EXERCISE REQUIREMENTS:
1. Answer these questions from the text on taxes:
(a) What does the writer consider paying taxes to be?
(b) Which corporate food provider does the writer name?
(c) What do the Republicans not want to fund, according to the writer?
2. From the text on taxes, extract the passage from "The rich have" to "have the advantage.".
3. Rewrite the paragraph of the text on taxes beginning "I wish more of my tax dollars went to these" as a short list.

***** TEXT PASSAGE *****

Some Thoughts on Taxes

Let me start by saying, I’m lucky to have a job.  I’m even more lucky to have a pretty good job.  That means I pay a fair amount of taxes.  And guess what?  I don’t mind it.

I think of it as my civic duty.  I know that is a quaint concept in today’s world, but I think we all have an obligation to contribute to the common good.  That’s  how I view paying taxes.

I like that I am helping to finance education, social security, medicare, libraries, the Arts, mass transit and our public infrastructure.

I wish more of my tax dollars went to these and similar areas of focus and less to wars in Afghanistan and Iraq.  I wish more of my contributions went to safer food and small, family organic farms and less to corporate food providers like Monsanto.  I wish more went to small businesses than to Halliburton and other “defense” contractors.

I wish more of my tax dollars built things and helped the poor and unfortunate and less went to provide tax breaks for the wealthy.

That’s why I get so mad at the Republicans who want to extend the Bush tax cuts for the wealthy, but don’t want to fund unemployment insurance.

It may be time for a little healthy class warfare.   Or at least a healthy discussion…

The rich have brought it on themselves.  And they control the resources to prevail in any battle.  As long as money drives our political system via campaign contributions, they still have the advantage.

***** SUPPLIED ENTRIES *****

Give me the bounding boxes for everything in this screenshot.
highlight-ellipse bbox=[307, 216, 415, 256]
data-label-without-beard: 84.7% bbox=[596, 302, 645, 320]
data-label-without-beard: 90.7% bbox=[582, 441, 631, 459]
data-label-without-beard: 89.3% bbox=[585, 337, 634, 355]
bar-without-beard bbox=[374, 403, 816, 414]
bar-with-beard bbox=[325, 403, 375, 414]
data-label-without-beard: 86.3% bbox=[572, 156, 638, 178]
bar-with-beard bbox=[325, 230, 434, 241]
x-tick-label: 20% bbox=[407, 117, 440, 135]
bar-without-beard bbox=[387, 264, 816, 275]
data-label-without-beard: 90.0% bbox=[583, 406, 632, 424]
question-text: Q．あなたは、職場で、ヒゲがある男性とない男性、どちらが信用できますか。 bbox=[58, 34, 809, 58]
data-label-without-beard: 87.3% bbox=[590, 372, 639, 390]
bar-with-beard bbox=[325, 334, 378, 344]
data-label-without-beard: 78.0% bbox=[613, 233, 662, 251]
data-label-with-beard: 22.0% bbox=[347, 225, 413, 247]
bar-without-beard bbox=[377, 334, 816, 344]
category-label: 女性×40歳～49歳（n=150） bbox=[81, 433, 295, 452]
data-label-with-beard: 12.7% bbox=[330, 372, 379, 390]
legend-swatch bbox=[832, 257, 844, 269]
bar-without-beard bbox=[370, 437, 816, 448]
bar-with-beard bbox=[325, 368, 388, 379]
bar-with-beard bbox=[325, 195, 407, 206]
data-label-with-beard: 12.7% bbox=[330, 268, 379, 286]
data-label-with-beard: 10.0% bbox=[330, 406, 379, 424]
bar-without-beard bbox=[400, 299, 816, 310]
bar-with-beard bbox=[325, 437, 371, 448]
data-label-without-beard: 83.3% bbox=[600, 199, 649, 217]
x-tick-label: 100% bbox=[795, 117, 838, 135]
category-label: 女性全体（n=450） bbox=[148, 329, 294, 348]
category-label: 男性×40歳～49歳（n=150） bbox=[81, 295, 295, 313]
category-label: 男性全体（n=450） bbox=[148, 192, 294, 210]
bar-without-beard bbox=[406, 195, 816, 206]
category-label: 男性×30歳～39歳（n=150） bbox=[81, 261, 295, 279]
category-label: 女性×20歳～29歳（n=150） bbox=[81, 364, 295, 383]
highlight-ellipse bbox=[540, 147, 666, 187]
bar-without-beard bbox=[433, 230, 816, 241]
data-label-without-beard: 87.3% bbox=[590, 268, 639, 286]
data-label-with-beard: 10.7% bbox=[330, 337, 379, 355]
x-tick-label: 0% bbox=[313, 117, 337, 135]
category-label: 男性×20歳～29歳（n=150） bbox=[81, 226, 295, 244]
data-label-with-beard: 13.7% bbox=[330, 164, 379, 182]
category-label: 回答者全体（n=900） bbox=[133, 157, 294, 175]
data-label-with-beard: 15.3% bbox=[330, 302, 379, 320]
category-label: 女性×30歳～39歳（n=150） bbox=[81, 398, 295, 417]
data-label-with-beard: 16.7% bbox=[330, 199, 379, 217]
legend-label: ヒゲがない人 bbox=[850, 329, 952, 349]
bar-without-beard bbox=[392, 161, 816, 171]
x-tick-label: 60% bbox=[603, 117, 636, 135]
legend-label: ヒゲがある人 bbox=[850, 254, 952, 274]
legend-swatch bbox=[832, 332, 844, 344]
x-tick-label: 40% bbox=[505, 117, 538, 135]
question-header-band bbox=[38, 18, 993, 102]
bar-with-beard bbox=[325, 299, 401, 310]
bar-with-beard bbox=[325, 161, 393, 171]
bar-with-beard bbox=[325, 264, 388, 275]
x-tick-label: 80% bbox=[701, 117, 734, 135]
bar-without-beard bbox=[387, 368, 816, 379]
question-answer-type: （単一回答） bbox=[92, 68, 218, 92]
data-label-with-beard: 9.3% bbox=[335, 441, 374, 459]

*****

RESULTS BY TASK:
1.
(a) A civic duty
(b) Monsanto
(c) Unemployment insurance

2.
The rich have brought it on themselves.  And they control the resources to prevail in any battle.  As long as money drives our political system via campaign contributions, they still have the advantage.

3.
The writer wishes more tax dollars went to:
- education, social security, medicare, libraries, the Arts, mass transit, public infrastructure and similar areas, and less to wars in Afghanistan and Iraq
- safer food and small, family organic farms, and less to corporate food providers like Monsanto
- small businesses, and less to Halliburton and other "defense" contractors